* _What is being asked_
List each line in which the string "median" appears.

--- Entries shown ---

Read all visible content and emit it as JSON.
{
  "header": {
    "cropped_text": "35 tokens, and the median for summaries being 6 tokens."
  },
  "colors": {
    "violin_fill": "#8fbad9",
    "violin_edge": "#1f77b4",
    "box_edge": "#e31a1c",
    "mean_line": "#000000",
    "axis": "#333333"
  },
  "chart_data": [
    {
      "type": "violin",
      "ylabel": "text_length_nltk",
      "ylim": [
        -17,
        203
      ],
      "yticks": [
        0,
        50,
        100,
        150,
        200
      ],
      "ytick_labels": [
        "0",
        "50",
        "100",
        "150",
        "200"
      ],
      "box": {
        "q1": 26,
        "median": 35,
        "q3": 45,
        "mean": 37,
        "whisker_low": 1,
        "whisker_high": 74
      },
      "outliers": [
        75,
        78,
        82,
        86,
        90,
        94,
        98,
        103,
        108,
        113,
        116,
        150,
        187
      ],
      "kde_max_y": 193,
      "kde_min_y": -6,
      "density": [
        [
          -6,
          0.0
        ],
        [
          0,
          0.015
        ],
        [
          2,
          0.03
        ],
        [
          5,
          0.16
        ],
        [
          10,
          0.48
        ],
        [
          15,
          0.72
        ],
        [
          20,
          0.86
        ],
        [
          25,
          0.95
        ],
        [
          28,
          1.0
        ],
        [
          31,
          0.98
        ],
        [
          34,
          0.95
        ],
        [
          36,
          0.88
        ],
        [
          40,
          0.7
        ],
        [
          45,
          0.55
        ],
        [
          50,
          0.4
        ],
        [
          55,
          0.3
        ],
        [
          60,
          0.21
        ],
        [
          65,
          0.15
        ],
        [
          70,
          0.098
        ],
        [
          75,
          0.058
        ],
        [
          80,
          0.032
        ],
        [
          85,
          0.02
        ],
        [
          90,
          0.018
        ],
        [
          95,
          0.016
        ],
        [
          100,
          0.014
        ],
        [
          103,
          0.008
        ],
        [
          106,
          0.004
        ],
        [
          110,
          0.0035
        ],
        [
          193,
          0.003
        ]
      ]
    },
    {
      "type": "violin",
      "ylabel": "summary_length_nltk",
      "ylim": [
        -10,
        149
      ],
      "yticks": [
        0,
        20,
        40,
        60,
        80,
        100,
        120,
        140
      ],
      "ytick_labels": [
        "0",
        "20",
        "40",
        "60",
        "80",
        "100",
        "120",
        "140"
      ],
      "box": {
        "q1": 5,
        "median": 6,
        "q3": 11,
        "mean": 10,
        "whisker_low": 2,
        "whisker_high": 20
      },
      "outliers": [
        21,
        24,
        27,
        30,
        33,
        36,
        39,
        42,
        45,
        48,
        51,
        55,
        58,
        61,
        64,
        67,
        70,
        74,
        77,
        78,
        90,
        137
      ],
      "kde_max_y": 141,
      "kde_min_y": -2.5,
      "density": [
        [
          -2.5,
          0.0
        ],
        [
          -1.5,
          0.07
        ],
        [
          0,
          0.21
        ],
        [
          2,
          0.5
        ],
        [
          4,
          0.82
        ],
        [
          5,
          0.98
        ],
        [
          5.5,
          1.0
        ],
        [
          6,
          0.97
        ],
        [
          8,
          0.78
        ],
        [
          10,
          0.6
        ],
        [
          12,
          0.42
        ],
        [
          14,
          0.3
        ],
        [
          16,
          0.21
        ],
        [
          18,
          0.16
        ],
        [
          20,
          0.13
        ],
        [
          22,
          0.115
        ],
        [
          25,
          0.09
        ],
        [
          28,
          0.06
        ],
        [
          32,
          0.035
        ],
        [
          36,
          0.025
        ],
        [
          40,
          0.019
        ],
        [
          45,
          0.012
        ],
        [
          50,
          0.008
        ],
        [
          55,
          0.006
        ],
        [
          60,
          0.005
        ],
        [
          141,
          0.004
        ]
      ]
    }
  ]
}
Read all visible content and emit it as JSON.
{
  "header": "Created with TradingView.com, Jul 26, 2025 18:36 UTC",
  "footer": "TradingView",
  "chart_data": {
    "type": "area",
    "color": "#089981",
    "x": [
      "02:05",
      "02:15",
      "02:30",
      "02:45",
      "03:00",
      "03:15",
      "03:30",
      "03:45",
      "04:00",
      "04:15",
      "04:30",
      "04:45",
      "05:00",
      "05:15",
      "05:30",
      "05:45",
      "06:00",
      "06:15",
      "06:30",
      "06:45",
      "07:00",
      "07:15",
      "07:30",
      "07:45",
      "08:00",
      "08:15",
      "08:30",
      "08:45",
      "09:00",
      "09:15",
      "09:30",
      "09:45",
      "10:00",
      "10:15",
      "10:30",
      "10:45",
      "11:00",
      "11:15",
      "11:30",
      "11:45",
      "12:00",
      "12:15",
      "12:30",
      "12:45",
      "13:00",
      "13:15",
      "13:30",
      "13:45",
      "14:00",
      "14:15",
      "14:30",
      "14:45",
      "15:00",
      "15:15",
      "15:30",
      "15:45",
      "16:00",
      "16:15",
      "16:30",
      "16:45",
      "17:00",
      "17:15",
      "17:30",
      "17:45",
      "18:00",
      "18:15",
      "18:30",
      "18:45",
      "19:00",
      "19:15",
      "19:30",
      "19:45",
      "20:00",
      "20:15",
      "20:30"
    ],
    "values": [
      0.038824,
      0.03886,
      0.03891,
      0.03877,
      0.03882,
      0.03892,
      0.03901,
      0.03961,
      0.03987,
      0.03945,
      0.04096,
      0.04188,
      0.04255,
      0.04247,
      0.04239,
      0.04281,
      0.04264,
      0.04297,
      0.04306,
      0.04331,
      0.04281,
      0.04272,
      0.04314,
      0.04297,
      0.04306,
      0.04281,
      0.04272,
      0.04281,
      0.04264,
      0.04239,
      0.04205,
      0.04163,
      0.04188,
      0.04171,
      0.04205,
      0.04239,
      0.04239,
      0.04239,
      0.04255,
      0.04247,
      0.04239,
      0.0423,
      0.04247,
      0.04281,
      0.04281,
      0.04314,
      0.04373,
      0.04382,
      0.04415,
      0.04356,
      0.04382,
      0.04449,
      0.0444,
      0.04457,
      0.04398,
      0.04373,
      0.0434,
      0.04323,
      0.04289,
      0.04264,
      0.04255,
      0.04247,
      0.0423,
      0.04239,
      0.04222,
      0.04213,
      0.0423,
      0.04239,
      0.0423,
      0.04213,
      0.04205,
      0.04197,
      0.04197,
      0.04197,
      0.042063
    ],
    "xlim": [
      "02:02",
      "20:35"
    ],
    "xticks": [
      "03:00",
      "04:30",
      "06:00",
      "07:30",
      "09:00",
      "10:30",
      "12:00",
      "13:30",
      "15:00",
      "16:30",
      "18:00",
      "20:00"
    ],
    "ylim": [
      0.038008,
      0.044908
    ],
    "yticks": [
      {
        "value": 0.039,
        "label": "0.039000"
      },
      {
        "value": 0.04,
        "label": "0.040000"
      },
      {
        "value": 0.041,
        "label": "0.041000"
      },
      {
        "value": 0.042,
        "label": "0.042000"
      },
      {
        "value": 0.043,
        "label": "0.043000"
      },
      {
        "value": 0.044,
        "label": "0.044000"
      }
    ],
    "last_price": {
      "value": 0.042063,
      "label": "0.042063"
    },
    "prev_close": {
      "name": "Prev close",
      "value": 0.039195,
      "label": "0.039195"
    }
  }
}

---

* _Solution_
    "cropped_text": "35 tokens, and the median for summaries being 6 tokens."
        "median": 35,
        "median": 6,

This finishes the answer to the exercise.